─── Extracted information ───

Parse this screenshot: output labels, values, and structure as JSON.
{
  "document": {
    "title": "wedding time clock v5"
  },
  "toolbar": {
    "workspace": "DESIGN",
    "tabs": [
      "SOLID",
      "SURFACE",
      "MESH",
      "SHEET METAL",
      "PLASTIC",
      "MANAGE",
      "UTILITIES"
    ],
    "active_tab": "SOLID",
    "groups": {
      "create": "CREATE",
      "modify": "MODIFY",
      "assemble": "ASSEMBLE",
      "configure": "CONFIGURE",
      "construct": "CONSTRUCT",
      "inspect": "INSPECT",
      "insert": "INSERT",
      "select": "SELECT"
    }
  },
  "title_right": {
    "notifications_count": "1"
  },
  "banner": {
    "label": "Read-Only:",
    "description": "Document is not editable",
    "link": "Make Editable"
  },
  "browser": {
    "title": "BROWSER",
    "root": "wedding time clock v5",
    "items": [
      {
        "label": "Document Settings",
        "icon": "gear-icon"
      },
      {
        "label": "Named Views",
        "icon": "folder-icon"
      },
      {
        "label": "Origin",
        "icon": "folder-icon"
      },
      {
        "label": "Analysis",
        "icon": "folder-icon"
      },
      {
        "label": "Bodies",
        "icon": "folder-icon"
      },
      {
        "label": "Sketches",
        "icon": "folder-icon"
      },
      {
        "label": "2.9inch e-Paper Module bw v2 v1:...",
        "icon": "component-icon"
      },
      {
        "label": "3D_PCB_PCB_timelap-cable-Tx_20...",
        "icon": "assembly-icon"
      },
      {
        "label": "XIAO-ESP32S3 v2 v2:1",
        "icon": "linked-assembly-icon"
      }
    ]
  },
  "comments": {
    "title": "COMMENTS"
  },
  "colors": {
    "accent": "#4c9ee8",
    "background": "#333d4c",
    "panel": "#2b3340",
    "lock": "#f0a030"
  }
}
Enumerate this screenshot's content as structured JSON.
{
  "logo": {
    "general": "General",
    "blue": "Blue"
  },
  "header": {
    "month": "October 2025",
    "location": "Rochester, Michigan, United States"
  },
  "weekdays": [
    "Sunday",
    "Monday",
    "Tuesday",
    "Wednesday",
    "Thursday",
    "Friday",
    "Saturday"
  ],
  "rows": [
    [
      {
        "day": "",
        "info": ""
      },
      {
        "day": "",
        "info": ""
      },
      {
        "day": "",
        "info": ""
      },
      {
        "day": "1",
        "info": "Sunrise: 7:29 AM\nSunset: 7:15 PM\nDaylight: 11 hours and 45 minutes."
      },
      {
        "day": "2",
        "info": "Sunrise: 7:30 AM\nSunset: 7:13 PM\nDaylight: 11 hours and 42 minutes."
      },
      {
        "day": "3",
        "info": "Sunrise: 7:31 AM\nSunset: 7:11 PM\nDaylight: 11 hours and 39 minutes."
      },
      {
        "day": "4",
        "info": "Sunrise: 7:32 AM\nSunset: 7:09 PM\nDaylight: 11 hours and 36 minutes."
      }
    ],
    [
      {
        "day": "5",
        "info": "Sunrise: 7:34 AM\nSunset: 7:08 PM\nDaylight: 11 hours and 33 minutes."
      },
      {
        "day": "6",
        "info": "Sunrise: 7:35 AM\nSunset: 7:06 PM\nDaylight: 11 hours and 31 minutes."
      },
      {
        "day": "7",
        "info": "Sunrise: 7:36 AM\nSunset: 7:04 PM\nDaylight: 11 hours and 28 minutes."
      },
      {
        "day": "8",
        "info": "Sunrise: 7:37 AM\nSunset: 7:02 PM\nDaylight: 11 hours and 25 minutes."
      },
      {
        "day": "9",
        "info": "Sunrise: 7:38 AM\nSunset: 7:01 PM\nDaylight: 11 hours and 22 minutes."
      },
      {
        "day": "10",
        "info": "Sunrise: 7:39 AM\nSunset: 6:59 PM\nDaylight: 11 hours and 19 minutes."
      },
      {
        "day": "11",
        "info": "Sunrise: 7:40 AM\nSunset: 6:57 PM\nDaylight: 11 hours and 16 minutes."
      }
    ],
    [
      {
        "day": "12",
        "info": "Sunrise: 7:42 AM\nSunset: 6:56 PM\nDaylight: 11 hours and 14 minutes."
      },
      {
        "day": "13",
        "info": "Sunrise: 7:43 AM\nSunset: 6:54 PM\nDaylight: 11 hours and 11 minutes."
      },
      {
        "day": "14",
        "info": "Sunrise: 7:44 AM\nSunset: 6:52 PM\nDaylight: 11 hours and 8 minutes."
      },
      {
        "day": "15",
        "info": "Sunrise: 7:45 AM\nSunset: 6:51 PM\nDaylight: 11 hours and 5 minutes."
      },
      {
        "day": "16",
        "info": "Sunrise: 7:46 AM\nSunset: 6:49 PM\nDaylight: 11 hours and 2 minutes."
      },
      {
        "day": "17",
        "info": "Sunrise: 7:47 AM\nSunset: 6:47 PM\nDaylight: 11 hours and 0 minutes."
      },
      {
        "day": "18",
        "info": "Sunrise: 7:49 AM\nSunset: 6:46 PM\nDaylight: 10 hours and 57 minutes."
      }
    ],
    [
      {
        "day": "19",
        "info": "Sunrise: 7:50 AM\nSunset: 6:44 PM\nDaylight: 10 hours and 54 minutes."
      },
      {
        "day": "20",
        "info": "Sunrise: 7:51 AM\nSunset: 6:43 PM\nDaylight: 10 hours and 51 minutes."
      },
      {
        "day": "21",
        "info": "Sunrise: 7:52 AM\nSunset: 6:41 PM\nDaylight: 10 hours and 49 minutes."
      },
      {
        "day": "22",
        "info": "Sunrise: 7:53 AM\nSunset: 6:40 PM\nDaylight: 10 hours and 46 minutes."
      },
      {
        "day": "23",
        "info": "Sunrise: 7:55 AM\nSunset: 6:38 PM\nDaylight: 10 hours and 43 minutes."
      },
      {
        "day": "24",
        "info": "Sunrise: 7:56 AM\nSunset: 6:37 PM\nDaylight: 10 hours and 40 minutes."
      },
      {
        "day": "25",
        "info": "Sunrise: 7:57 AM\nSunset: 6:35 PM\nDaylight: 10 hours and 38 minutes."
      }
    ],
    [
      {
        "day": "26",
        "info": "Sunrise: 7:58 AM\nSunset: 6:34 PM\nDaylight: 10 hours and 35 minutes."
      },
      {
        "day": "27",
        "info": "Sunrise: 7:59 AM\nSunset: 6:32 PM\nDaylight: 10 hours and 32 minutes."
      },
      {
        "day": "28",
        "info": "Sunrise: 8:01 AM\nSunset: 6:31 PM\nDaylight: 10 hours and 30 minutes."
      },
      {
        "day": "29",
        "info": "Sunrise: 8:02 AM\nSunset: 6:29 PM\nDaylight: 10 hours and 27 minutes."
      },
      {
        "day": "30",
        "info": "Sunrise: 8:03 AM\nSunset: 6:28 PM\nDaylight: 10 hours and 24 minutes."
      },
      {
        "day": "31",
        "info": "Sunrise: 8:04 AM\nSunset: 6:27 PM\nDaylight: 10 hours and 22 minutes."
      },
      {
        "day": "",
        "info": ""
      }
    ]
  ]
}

───

→ Instructions for the task:
Return what is listed above, exactly and completely.

→ Final answer:
Parse this screenshot: output labels, values, and structure as JSON.
{
  "document": {
    "title": "wedding time clock v5"
  },
  "toolbar": {
    "workspace": "DESIGN",
    "tabs": [
      "SOLID",
      "SURFACE",
      "MESH",
      "SHEET METAL",
      "PLASTIC",
      "MANAGE",
      "UTILITIES"
    ],
    "active_tab": "SOLID",
    "groups": {
      "create": "CREATE",
      "modify": "MODIFY",
      "assemble": "ASSEMBLE",
      "configure": "CONFIGURE",
      "construct": "CONSTRUCT",
      "inspect": "INSPECT",
      "insert": "INSERT",
      "select": "SELECT"
    }
  },
  "title_right": {
    "notifications_count": "1"
  },
  "banner": {
    "label": "Read-Only:",
    "description": "Document is not editable",
    "link": "Make Editable"
  },
  "browser": {
    "title": "BROWSER",
    "root": "wedding time clock v5",
    "items": [
      {
        "label": "Document Settings",
        "icon": "gear-icon"
      },
      {
        "label": "Named Views",
        "icon": "folder-icon"
      },
      {
        "label": "Origin",
        "icon": "folder-icon"
      },
      {
        "label": "Analysis",
        "icon": "folder-icon"
      },
      {
        "label": "Bodies",
        "icon": "folder-icon"
      },
      {
        "label": "Sketches",
        "icon": "folder-icon"
      },
      {
        "label": "2.9inch e-Paper Module bw v2 v1:...",
        "icon": "component-icon"
      },
      {
        "label": "3D_PCB_PCB_timelap-cable-Tx_20...",
        "icon": "assembly-icon"
      },
      {
        "label": "XIAO-ESP32S3 v2 v2:1",
        "icon": "linked-assembly-icon"
      }
    ]
  },
  "comments": {
    "title": "COMMENTS"
  },
  "colors": {
    "accent": "#4c9ee8",
    "background": "#333d4c",
    "panel": "#2b3340",
    "lock": "#f0a030"
  }
}
Enumerate this screenshot's content as structured JSON.
{
  "logo": {
    "general": "General",
    "blue": "Blue"
  },
  "header": {
    "month": "October 2025",
    "location": "Rochester, Michigan, United States"
  },
  "weekdays": [
    "Sunday",
    "Monday",
    "Tuesday",
    "Wednesday",
    "Thursday",
    "Friday",
    "Saturday"
  ],
  "rows": [
    [
      {
        "day": "",
        "info": ""
      },
      {
        "day": "",
        "info": ""
      },
      {
        "day": "",
        "info": ""
      },
      {
        "day": "1",
        "info": "Sunrise: 7:29 AM\nSunset: 7:15 PM\nDaylight: 11 hours and 45 minutes."
      },
      {
        "day": "2",
        "info": "Sunrise: 7:30 AM\nSunset: 7:13 PM\nDaylight: 11 hours and 42 minutes."
      },
      {
        "day": "3",
        "info": "Sunrise: 7:31 AM\nSunset: 7:11 PM\nDaylight: 11 hours and 39 minutes."
      },
      {
        "day": "4",
        "info": "Sunrise: 7:32 AM\nSunset: 7:09 PM\nDaylight: 11 hours and 36 minutes."
      }
    ],
    [
      {
        "day": "5",
        "info": "Sunrise: 7:34 AM\nSunset: 7:08 PM\nDaylight: 11 hours and 33 minutes."
      },
      {
        "day": "6",
        "info": "Sunrise: 7:35 AM\nSunset: 7:06 PM\nDaylight: 11 hours and 31 minutes."
      },
      {
        "day": "7",
        "info": "Sunrise: 7:36 AM\nSunset: 7:04 PM\nDaylight: 11 hours and 28 minutes."
      },
      {
        "day": "8",
        "info": "Sunrise: 7:37 AM\nSunset: 7:02 PM\nDaylight: 11 hours and 25 minutes."
      },
      {
        "day": "9",
        "info": "Sunrise: 7:38 AM\nSunset: 7:01 PM\nDaylight: 11 hours and 22 minutes."
      },
      {
        "day": "10",
        "info": "Sunrise: 7:39 AM\nSunset: 6:59 PM\nDaylight: 11 hours and 19 minutes."
      },
      {
        "day": "11",
        "info": "Sunrise: 7:40 AM\nSunset: 6:57 PM\nDaylight: 11 hours and 16 minutes."
      }
    ],
    [
      {
        "day": "12",
        "info": "Sunrise: 7:42 AM\nSunset: 6:56 PM\nDaylight: 11 hours and 14 minutes."
      },
      {
        "day": "13",
        "info": "Sunrise: 7:43 AM\nSunset: 6:54 PM\nDaylight: 11 hours and 11 minutes."
      },
      {
        "day": "14",
        "info": "Sunrise: 7:44 AM\nSunset: 6:52 PM\nDaylight: 11 hours and 8 minutes."
      },
      {
        "day": "15",
        "info": "Sunrise: 7:45 AM\nSunset: 6:51 PM\nDaylight: 11 hours and 5 minutes."
      },
      {
        "day": "16",
        "info": "Sunrise: 7:46 AM\nSunset: 6:49 PM\nDaylight: 11 hours and 2 minutes."
      },
      {
        "day": "17",
        "info": "Sunrise: 7:47 AM\nSunset: 6:47 PM\nDaylight: 11 hours and 0 minutes."
      },
      {
        "day": "18",
        "info": "Sunrise: 7:49 AM\nSunset: 6:46 PM\nDaylight: 10 hours and 57 minutes."
      }
    ],
    [
      {
        "day": "19",
        "info": "Sunrise: 7:50 AM\nSunset: 6:44 PM\nDaylight: 10 hours and 54 minutes."
      },
      {
        "day": "20",
        "info": "Sunrise: 7:51 AM\nSunset: 6:43 PM\nDaylight: 10 hours and 51 minutes."
      },
      {
        "day": "21",
        "info": "Sunrise: 7:52 AM\nSunset: 6:41 PM\nDaylight: 10 hours and 49 minutes."
      },
      {
        "day": "22",
        "info": "Sunrise: 7:53 AM\nSunset: 6:40 PM\nDaylight: 10 hours and 46 minutes."
      },
      {
        "day": "23",
        "info": "Sunrise: 7:55 AM\nSunset: 6:38 PM\nDaylight: 10 hours and 43 minutes."
      },
      {
        "day": "24",
        "info": "Sunrise: 7:56 AM\nSunset: 6:37 PM\nDaylight: 10 hours and 40 minutes."
      },
      {
        "day": "25",
        "info": "Sunrise: 7:57 AM\nSunset: 6:35 PM\nDaylight: 10 hours and 38 minutes."
      }
    ],
    [
      {
        "day": "26",
        "info": "Sunrise: 7:58 AM\nSunset: 6:34 PM\nDaylight: 10 hours and 35 minutes."
      },
      {
        "day": "27",
        "info": "Sunrise: 7:59 AM\nSunset: 6:32 PM\nDaylight: 10 hours and 32 minutes."
      },
      {
        "day": "28",
        "info": "Sunrise: 8:01 AM\nSunset: 6:31 PM\nDaylight: 10 hours and 30 minutes."
      },
      {
        "day": "29",
        "info": "Sunrise: 8:02 AM\nSunset: 6:29 PM\nDaylight: 10 hours and 27 minutes."
      },
      {
        "day": "30",
        "info": "Sunrise: 8:03 AM\nSunset: 6:28 PM\nDaylight: 10 hours and 24 minutes."
      },
      {
        "day": "31",
        "info": "Sunrise: 8:04 AM\nSunset: 6:27 PM\nDaylight: 10 hours and 22 minutes."
      },
      {
        "day": "",
        "info": ""
      }
    ]
  ]
}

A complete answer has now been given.